DO THIS: Could you transcribe every record below exactly as written, leaving out any pictures?

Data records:
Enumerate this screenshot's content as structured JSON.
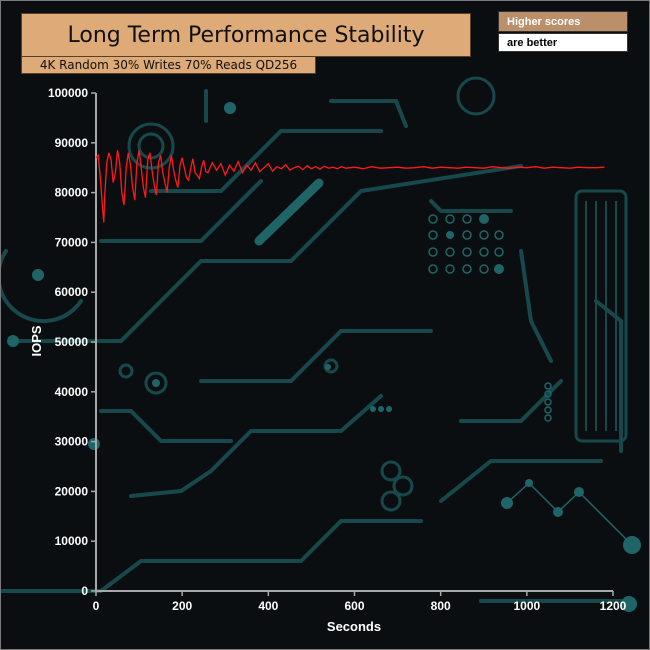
{
  "header": {
    "title": "Long Term Performance Stability",
    "subtitle": "4K Random 30% Writes 70% Reads QD256",
    "badge_top": "Higher scores",
    "badge_bottom": "are better"
  },
  "colors": {
    "series": "#ff1a1a",
    "circuit": "#17494c",
    "axis": "#a8a8a8",
    "title_bg": "#deaa78"
  },
  "chart_data": {
    "type": "line",
    "title": "Long Term Performance Stability",
    "subtitle": "4K Random 30% Writes 70% Reads QD256",
    "xlabel": "Seconds",
    "ylabel": "IOPS",
    "xlim": [
      0,
      1200
    ],
    "ylim": [
      0,
      100000
    ],
    "xticks": [
      0,
      200,
      400,
      600,
      800,
      1000,
      1200
    ],
    "yticks": [
      0,
      10000,
      20000,
      30000,
      40000,
      50000,
      60000,
      70000,
      80000,
      90000,
      100000
    ],
    "grid": false,
    "legend": "none",
    "series": [
      {
        "x": [
          0,
          5,
          10,
          15,
          18,
          20,
          25,
          30,
          35,
          40,
          45,
          50,
          55,
          60,
          65,
          70,
          75,
          80,
          85,
          90,
          95,
          100,
          105,
          110,
          115,
          120,
          125,
          130,
          135,
          140,
          145,
          150,
          155,
          160,
          165,
          170,
          175,
          180,
          185,
          190,
          195,
          200,
          205,
          210,
          215,
          220,
          225,
          230,
          235,
          240,
          245,
          250,
          255,
          260,
          270,
          280,
          290,
          300,
          310,
          320,
          330,
          340,
          350,
          360,
          370,
          380,
          390,
          400,
          410,
          420,
          430,
          440,
          450,
          460,
          470,
          480,
          490,
          500,
          510,
          520,
          530,
          540,
          550,
          560,
          570,
          580,
          590,
          600,
          620,
          640,
          660,
          680,
          700,
          720,
          740,
          760,
          780,
          800,
          820,
          840,
          860,
          880,
          900,
          920,
          940,
          960,
          980,
          1000,
          1020,
          1040,
          1060,
          1080,
          1100,
          1120,
          1140,
          1160,
          1180
        ],
        "y": [
          87000,
          87500,
          83000,
          77000,
          74000,
          79000,
          86000,
          88000,
          86500,
          82000,
          84000,
          88500,
          86000,
          80000,
          77500,
          85000,
          88000,
          85500,
          81000,
          78500,
          86000,
          88500,
          85000,
          81000,
          79000,
          86500,
          88000,
          84500,
          81500,
          79500,
          86000,
          87500,
          84000,
          82000,
          80000,
          85000,
          87500,
          84500,
          82500,
          81000,
          85500,
          87000,
          85000,
          83000,
          82500,
          85000,
          86800,
          84000,
          83500,
          82800,
          85200,
          86500,
          84200,
          84000,
          86000,
          84500,
          85800,
          83500,
          85500,
          84300,
          86200,
          84000,
          85500,
          84500,
          86000,
          84200,
          85000,
          85800,
          84300,
          85200,
          84800,
          85600,
          84500,
          85000,
          85300,
          84600,
          85400,
          84800,
          85200,
          84700,
          85300,
          84900,
          85100,
          84800,
          85200,
          84900,
          85000,
          85100,
          84800,
          85200,
          84900,
          85000,
          85100,
          84900,
          85000,
          85200,
          84900,
          85100,
          85000,
          84900,
          85100,
          85000,
          84900,
          85200,
          85000,
          84900,
          85100,
          85000,
          85200,
          84900,
          85100,
          85000,
          84900,
          85100,
          85000,
          85000,
          85100
        ]
      }
    ]
  }
}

RESULT:
Enumerate this screenshot's content as structured JSON.
{
  "header": {
    "title": "Long Term Performance Stability",
    "subtitle": "4K Random 30% Writes 70% Reads QD256",
    "badge_top": "Higher scores",
    "badge_bottom": "are better"
  },
  "colors": {
    "series": "#ff1a1a",
    "circuit": "#17494c",
    "axis": "#a8a8a8",
    "title_bg": "#deaa78"
  },
  "chart_data": {
    "type": "line",
    "title": "Long Term Performance Stability",
    "subtitle": "4K Random 30% Writes 70% Reads QD256",
    "xlabel": "Seconds",
    "ylabel": "IOPS",
    "xlim": [
      0,
      1200
    ],
    "ylim": [
      0,
      100000
    ],
    "xticks": [
      0,
      200,
      400,
      600,
      800,
      1000,
      1200
    ],
    "yticks": [
      0,
      10000,
      20000,
      30000,
      40000,
      50000,
      60000,
      70000,
      80000,
      90000,
      100000
    ],
    "grid": false,
    "legend": "none",
    "series": [
      {
        "x": [
          0,
          5,
          10,
          15,
          18,
          20,
          25,
          30,
          35,
          40,
          45,
          50,
          55,
          60,
          65,
          70,
          75,
          80,
          85,
          90,
          95,
          100,
          105,
          110,
          115,
          120,
          125,
          130,
          135,
          140,
          145,
          150,
          155,
          160,
          165,
          170,
          175,
          180,
          185,
          190,
          195,
          200,
          205,
          210,
          215,
          220,
          225,
          230,
          235,
          240,
          245,
          250,
          255,
          260,
          270,
          280,
          290,
          300,
          310,
          320,
          330,
          340,
          350,
          360,
          370,
          380,
          390,
          400,
          410,
          420,
          430,
          440,
          450,
          460,
          470,
          480,
          490,
          500,
          510,
          520,
          530,
          540,
          550,
          560,
          570,
          580,
          590,
          600,
          620,
          640,
          660,
          680,
          700,
          720,
          740,
          760,
          780,
          800,
          820,
          840,
          860,
          880,
          900,
          920,
          940,
          960,
          980,
          1000,
          1020,
          1040,
          1060,
          1080,
          1100,
          1120,
          1140,
          1160,
          1180
        ],
        "y": [
          87000,
          87500,
          83000,
          77000,
          74000,
          79000,
          86000,
          88000,
          86500,
          82000,
          84000,
          88500,
          86000,
          80000,
          77500,
          85000,
          88000,
          85500,
          81000,
          78500,
          86000,
          88500,
          85000,
          81000,
          79000,
          86500,
          88000,
          84500,
          81500,
          79500,
          86000,
          87500,
          84000,
          82000,
          80000,
          85000,
          87500,
          84500,
          82500,
          81000,
          85500,
          87000,
          85000,
          83000,
          82500,
          85000,
          86800,
          84000,
          83500,
          82800,
          85200,
          86500,
          84200,
          84000,
          86000,
          84500,
          85800,
          83500,
          85500,
          84300,
          86200,
          84000,
          85500,
          84500,
          86000,
          84200,
          85000,
          85800,
          84300,
          85200,
          84800,
          85600,
          84500,
          85000,
          85300,
          84600,
          85400,
          84800,
          85200,
          84700,
          85300,
          84900,
          85100,
          84800,
          85200,
          84900,
          85000,
          85100,
          84800,
          85200,
          84900,
          85000,
          85100,
          84900,
          85000,
          85200,
          84900,
          85100,
          85000,
          84900,
          85100,
          85000,
          84900,
          85200,
          85000,
          84900,
          85100,
          85000,
          85200,
          84900,
          85100,
          85000,
          84900,
          85100,
          85000,
          85000,
          85100
        ]
      }
    ]
  }
}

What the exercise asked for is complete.